* [What is being asked]: Search the records for "title". Copy every line where it appears.

* [Data lines]:
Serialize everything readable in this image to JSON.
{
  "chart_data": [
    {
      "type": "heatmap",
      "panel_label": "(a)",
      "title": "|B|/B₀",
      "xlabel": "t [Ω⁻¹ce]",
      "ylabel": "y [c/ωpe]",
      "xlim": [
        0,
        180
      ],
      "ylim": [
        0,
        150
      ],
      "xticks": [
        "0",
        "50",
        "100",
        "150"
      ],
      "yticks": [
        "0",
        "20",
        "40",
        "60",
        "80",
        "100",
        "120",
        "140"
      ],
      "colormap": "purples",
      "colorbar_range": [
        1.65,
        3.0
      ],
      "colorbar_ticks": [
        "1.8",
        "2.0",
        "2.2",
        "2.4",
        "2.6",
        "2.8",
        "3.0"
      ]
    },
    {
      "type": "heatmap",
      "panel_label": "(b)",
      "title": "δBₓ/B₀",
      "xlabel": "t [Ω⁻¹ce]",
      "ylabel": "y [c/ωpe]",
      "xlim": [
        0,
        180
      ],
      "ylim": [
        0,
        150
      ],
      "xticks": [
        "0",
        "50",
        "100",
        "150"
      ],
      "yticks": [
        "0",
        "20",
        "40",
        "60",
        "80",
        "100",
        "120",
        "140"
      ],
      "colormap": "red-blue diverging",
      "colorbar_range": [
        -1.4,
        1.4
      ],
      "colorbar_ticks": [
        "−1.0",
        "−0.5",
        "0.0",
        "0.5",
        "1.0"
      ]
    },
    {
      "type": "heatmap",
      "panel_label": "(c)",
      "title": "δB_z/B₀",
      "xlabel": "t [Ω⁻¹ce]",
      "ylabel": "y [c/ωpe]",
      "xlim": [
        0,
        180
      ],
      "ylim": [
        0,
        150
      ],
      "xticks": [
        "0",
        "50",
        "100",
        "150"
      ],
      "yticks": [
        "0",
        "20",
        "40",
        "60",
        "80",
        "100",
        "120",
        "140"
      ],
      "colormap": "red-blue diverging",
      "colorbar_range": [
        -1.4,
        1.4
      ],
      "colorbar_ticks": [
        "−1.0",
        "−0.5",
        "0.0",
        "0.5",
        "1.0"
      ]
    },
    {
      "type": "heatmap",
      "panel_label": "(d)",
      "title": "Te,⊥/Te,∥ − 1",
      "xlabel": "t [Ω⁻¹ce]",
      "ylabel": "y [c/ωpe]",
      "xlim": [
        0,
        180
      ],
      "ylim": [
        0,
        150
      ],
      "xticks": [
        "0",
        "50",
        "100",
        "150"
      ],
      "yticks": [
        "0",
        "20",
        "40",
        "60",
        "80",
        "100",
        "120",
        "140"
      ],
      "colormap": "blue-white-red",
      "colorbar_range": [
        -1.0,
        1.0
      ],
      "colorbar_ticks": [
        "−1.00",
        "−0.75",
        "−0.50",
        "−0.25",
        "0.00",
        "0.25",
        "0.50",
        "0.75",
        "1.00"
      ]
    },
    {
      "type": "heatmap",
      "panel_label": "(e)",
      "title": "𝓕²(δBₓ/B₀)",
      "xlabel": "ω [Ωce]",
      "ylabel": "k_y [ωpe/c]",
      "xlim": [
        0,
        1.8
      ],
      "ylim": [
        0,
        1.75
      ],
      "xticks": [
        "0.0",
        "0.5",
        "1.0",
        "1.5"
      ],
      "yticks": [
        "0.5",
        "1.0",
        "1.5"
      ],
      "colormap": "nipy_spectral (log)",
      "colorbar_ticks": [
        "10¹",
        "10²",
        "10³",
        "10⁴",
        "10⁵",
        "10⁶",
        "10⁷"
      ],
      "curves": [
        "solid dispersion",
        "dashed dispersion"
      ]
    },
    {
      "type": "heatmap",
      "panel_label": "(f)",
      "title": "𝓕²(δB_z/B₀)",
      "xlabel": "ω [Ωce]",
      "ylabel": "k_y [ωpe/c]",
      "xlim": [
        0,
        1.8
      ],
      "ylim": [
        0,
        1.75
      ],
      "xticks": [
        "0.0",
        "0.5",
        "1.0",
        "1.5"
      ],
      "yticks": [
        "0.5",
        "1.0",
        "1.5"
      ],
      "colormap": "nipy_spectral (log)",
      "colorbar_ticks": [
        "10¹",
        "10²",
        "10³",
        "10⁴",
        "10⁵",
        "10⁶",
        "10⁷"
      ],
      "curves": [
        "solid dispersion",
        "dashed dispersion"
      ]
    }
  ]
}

* [Full output]:
      "title": "|B|/B₀",
      "title": "δBₓ/B₀",
      "title": "δB_z/B₀",
      "title": "Te,⊥/Te,∥ − 1",
      "title": "𝓕²(δBₓ/B₀)",
      "title": "𝓕²(δB_z/B₀)",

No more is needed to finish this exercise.